Task requirements> Write the material out again exactly.
######
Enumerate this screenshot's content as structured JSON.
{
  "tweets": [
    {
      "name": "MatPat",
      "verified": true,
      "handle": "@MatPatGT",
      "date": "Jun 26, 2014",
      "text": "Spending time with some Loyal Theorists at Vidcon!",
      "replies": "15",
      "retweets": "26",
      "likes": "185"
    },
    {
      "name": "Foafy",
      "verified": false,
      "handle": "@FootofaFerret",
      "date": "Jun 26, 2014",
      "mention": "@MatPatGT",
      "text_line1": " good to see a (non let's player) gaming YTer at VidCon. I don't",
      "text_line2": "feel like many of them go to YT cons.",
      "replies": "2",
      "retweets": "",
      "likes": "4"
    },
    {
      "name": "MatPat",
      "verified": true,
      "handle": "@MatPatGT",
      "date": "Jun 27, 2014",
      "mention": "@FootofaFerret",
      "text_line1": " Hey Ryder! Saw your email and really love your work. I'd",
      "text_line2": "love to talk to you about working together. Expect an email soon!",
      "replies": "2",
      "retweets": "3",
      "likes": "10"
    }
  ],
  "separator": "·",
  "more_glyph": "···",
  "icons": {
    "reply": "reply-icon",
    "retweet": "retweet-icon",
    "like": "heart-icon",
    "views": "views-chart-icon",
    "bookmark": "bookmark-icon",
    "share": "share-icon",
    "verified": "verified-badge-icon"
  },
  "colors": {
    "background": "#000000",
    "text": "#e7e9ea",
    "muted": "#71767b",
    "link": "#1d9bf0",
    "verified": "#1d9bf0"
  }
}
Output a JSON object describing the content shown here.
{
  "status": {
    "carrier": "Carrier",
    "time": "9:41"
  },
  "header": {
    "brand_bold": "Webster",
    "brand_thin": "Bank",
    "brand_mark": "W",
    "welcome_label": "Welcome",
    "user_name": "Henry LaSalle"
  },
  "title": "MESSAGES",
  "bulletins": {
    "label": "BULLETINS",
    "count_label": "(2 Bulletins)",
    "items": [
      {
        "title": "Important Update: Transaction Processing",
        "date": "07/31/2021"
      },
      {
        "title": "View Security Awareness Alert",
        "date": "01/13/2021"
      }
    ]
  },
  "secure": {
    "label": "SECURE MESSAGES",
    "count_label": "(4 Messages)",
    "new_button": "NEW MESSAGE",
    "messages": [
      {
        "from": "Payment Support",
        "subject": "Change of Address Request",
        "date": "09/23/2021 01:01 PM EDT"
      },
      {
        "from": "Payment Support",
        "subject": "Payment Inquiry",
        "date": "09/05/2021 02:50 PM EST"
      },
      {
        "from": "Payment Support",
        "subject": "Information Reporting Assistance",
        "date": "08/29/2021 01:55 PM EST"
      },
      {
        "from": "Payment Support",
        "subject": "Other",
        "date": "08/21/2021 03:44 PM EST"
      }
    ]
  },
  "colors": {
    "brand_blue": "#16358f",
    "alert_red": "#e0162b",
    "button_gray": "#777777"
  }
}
######
Solution for this task>
Enumerate this screenshot's content as structured JSON.
{
  "tweets": [
    {
      "name": "MatPat",
      "verified": true,
      "handle": "@MatPatGT",
      "date": "Jun 26, 2014",
      "text": "Spending time with some Loyal Theorists at Vidcon!",
      "replies": "15",
      "retweets": "26",
      "likes": "185"
    },
    {
      "name": "Foafy",
      "verified": false,
      "handle": "@FootofaFerret",
      "date": "Jun 26, 2014",
      "mention": "@MatPatGT",
      "text_line1": " good to see a (non let's player) gaming YTer at VidCon. I don't",
      "text_line2": "feel like many of them go to YT cons.",
      "replies": "2",
      "retweets": "",
      "likes": "4"
    },
    {
      "name": "MatPat",
      "verified": true,
      "handle": "@MatPatGT",
      "date": "Jun 27, 2014",
      "mention": "@FootofaFerret",
      "text_line1": " Hey Ryder! Saw your email and really love your work. I'd",
      "text_line2": "love to talk to you about working together. Expect an email soon!",
      "replies": "2",
      "retweets": "3",
      "likes": "10"
    }
  ],
  "separator": "·",
  "more_glyph": "···",
  "icons": {
    "reply": "reply-icon",
    "retweet": "retweet-icon",
    "like": "heart-icon",
    "views": "views-chart-icon",
    "bookmark": "bookmark-icon",
    "share": "share-icon",
    "verified": "verified-badge-icon"
  },
  "colors": {
    "background": "#000000",
    "text": "#e7e9ea",
    "muted": "#71767b",
    "link": "#1d9bf0",
    "verified": "#1d9bf0"
  }
}
Output a JSON object describing the content shown here.
{
  "status": {
    "carrier": "Carrier",
    "time": "9:41"
  },
  "header": {
    "brand_bold": "Webster",
    "brand_thin": "Bank",
    "brand_mark": "W",
    "welcome_label": "Welcome",
    "user_name": "Henry LaSalle"
  },
  "title": "MESSAGES",
  "bulletins": {
    "label": "BULLETINS",
    "count_label": "(2 Bulletins)",
    "items": [
      {
        "title": "Important Update: Transaction Processing",
        "date": "07/31/2021"
      },
      {
        "title": "View Security Awareness Alert",
        "date": "01/13/2021"
      }
    ]
  },
  "secure": {
    "label": "SECURE MESSAGES",
    "count_label": "(4 Messages)",
    "new_button": "NEW MESSAGE",
    "messages": [
      {
        "from": "Payment Support",
        "subject": "Change of Address Request",
        "date": "09/23/2021 01:01 PM EDT"
      },
      {
        "from": "Payment Support",
        "subject": "Payment Inquiry",
        "date": "09/05/2021 02:50 PM EST"
      },
      {
        "from": "Payment Support",
        "subject": "Information Reporting Assistance",
        "date": "08/29/2021 01:55 PM EST"
      },
      {
        "from": "Payment Support",
        "subject": "Other",
        "date": "08/21/2021 03:44 PM EST"
      }
    ]
  },
  "colors": {
    "brand_blue": "#16358f",
    "alert_red": "#e0162b",
    "button_gray": "#777777"
  }
}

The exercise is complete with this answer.